#### DESCRIPTION OF THE TASK:
Count every line that holds the string "edition", then give that number alone.

#### INFORMATION SUPPLIED:
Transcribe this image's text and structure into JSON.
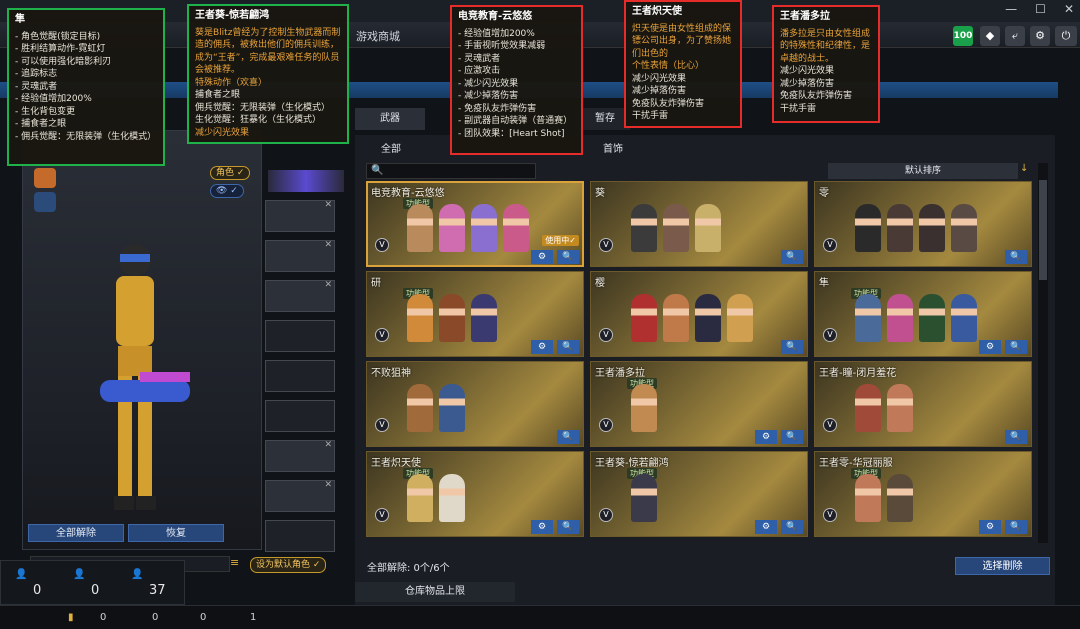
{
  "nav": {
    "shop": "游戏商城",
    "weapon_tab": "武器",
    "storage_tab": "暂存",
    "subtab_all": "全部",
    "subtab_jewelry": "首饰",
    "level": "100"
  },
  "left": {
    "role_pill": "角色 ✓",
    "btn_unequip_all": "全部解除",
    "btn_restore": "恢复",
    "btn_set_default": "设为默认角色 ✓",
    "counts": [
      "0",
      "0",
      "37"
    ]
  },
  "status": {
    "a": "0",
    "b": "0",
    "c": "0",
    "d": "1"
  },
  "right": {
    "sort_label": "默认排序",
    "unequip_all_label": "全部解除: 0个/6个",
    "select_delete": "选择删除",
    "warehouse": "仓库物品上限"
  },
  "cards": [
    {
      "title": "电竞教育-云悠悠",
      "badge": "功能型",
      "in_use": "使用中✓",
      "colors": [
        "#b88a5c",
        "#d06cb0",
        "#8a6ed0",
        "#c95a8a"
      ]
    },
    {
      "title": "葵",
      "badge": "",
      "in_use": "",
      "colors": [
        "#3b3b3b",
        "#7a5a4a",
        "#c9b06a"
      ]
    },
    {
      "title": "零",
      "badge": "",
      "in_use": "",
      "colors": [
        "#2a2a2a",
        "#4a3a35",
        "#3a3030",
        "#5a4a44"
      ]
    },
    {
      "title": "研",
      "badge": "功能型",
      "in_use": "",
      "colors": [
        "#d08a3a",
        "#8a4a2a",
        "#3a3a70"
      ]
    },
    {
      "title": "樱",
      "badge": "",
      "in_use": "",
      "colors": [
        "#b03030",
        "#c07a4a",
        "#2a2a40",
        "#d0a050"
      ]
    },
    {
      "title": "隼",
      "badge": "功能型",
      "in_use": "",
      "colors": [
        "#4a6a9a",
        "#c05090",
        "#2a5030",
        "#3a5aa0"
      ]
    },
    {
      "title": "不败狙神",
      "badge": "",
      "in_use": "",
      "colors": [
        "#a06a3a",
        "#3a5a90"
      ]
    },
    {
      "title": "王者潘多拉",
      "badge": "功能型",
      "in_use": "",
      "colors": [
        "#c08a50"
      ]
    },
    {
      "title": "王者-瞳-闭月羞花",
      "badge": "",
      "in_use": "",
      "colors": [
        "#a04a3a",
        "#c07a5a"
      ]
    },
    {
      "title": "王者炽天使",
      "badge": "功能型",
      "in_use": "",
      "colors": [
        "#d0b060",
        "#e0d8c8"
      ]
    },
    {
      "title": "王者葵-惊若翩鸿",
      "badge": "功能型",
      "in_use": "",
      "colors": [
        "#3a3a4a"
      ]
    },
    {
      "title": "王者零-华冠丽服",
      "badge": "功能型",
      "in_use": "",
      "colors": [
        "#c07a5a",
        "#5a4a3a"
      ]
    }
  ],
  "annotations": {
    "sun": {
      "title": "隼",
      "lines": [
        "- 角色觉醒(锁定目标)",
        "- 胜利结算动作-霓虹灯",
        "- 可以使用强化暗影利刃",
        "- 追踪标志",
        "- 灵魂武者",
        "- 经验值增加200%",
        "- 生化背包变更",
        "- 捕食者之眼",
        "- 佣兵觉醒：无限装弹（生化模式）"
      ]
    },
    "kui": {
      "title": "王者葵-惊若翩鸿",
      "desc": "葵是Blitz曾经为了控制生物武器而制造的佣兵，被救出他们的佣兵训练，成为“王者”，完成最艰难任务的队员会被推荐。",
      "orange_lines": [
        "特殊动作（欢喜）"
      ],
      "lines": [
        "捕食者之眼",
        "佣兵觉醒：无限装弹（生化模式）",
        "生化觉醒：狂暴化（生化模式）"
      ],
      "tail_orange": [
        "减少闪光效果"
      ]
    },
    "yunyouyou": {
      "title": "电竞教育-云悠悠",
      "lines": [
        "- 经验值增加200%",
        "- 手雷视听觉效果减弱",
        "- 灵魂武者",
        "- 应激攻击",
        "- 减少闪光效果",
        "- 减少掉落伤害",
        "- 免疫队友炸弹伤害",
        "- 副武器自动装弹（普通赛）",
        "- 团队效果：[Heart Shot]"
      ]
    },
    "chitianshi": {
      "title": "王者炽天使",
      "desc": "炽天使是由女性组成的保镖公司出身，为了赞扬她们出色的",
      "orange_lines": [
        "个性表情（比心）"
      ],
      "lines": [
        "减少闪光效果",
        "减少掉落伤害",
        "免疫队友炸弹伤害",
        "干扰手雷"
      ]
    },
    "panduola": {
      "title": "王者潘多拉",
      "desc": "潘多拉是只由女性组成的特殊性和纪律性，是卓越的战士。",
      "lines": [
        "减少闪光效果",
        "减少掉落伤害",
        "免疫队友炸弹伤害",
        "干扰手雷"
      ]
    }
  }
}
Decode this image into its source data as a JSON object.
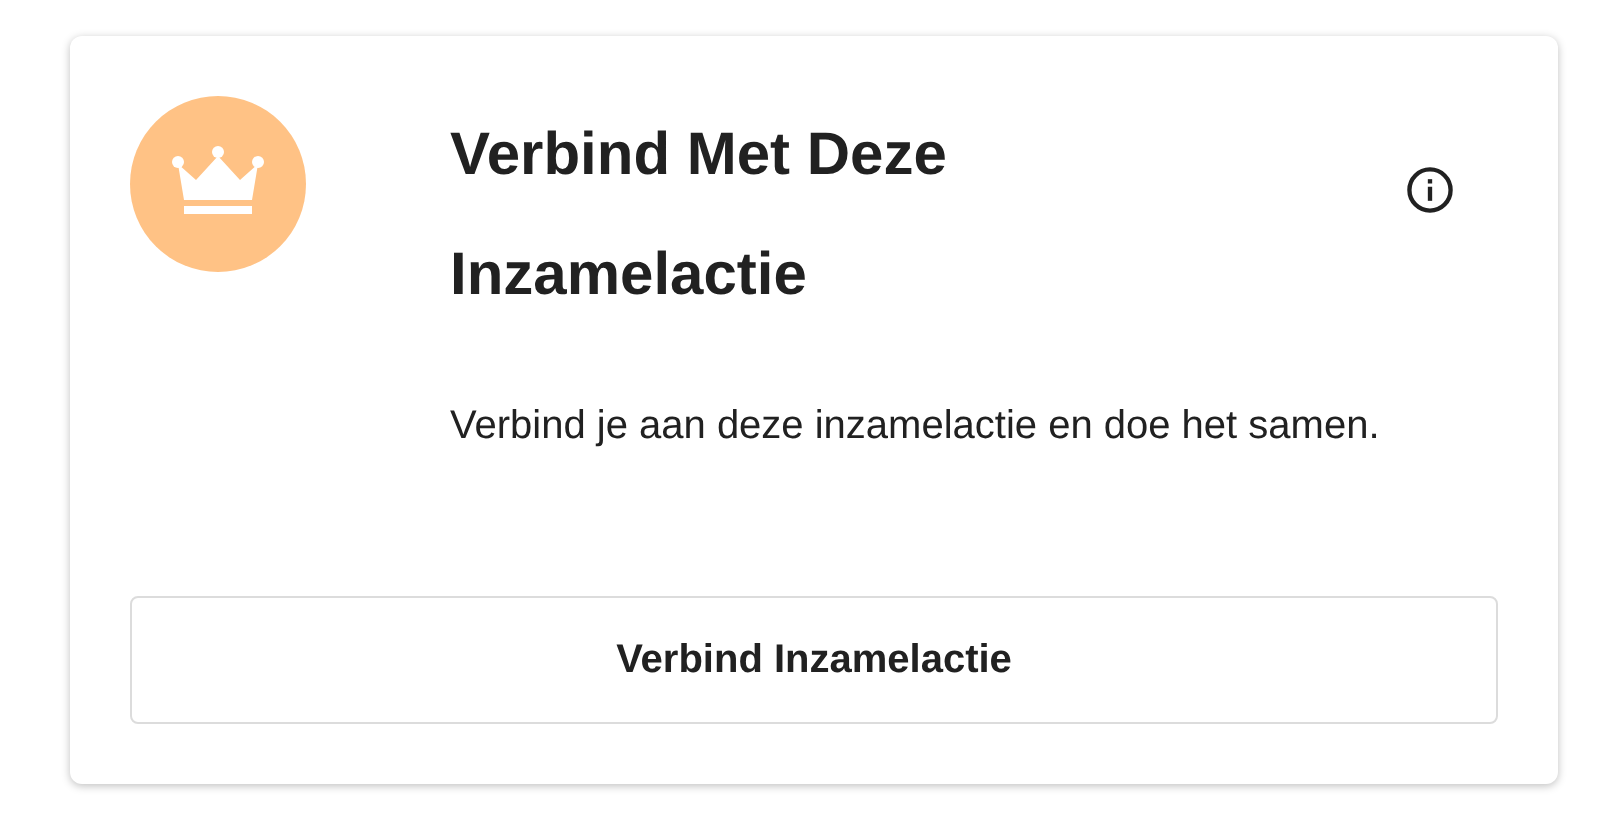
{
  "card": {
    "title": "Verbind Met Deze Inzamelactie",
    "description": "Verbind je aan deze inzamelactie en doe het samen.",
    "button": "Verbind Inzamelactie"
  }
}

---

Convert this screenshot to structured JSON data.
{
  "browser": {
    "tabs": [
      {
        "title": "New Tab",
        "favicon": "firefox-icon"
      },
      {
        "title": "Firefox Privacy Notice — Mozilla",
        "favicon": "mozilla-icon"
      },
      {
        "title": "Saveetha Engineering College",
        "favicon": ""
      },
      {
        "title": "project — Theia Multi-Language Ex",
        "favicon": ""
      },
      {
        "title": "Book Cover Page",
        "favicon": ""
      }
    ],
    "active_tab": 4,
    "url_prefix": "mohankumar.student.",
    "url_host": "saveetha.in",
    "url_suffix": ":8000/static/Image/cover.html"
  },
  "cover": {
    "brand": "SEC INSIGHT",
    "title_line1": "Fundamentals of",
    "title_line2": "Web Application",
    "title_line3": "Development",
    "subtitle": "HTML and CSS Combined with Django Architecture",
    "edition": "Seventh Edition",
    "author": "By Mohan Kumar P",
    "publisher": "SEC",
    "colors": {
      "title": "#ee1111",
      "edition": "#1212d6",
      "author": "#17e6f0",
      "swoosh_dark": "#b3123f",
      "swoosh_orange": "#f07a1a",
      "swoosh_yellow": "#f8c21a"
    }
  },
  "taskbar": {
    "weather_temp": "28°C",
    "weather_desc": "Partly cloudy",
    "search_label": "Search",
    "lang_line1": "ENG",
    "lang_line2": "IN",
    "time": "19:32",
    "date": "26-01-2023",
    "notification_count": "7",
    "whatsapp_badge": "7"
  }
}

--

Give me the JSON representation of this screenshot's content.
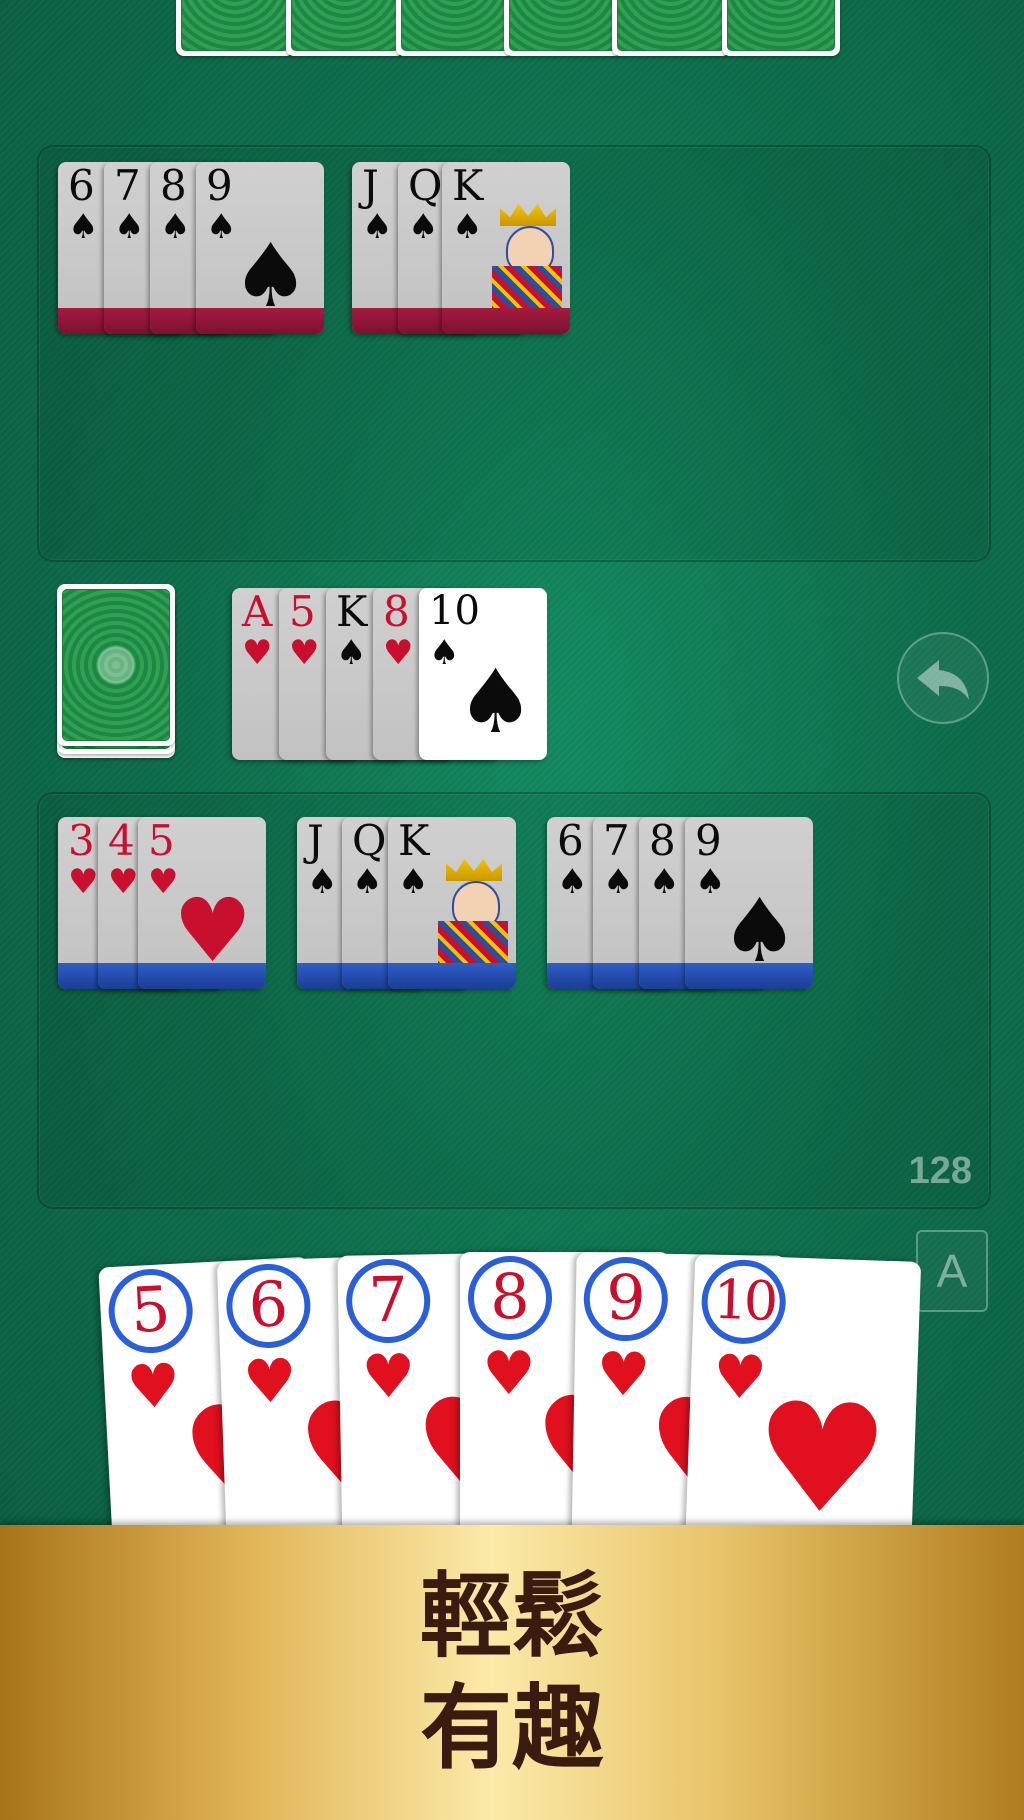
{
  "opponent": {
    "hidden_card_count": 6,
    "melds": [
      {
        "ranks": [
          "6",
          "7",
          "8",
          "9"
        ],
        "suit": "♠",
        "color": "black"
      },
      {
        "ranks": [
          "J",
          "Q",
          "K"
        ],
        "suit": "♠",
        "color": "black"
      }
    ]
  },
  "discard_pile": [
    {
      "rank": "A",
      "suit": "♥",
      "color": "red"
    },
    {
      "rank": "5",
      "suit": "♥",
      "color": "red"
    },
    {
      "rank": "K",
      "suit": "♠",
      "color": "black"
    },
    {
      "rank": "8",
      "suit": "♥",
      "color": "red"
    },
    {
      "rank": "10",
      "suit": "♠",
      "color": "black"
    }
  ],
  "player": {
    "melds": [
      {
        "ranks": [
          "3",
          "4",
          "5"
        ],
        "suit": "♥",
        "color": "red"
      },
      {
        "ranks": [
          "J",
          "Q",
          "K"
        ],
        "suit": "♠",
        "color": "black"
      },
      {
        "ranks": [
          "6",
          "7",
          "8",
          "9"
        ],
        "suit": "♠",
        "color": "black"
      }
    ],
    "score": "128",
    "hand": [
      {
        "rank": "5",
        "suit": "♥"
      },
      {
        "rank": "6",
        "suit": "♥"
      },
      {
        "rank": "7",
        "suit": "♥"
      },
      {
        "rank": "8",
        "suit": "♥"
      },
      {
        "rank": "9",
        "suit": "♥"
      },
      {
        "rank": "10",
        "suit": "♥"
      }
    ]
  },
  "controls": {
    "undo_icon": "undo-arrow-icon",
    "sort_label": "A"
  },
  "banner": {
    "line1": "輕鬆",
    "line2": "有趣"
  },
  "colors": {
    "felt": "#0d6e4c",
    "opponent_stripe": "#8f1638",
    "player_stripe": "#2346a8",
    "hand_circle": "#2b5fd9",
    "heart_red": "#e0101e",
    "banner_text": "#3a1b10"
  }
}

#### ANSWER TO THIS TASK:
2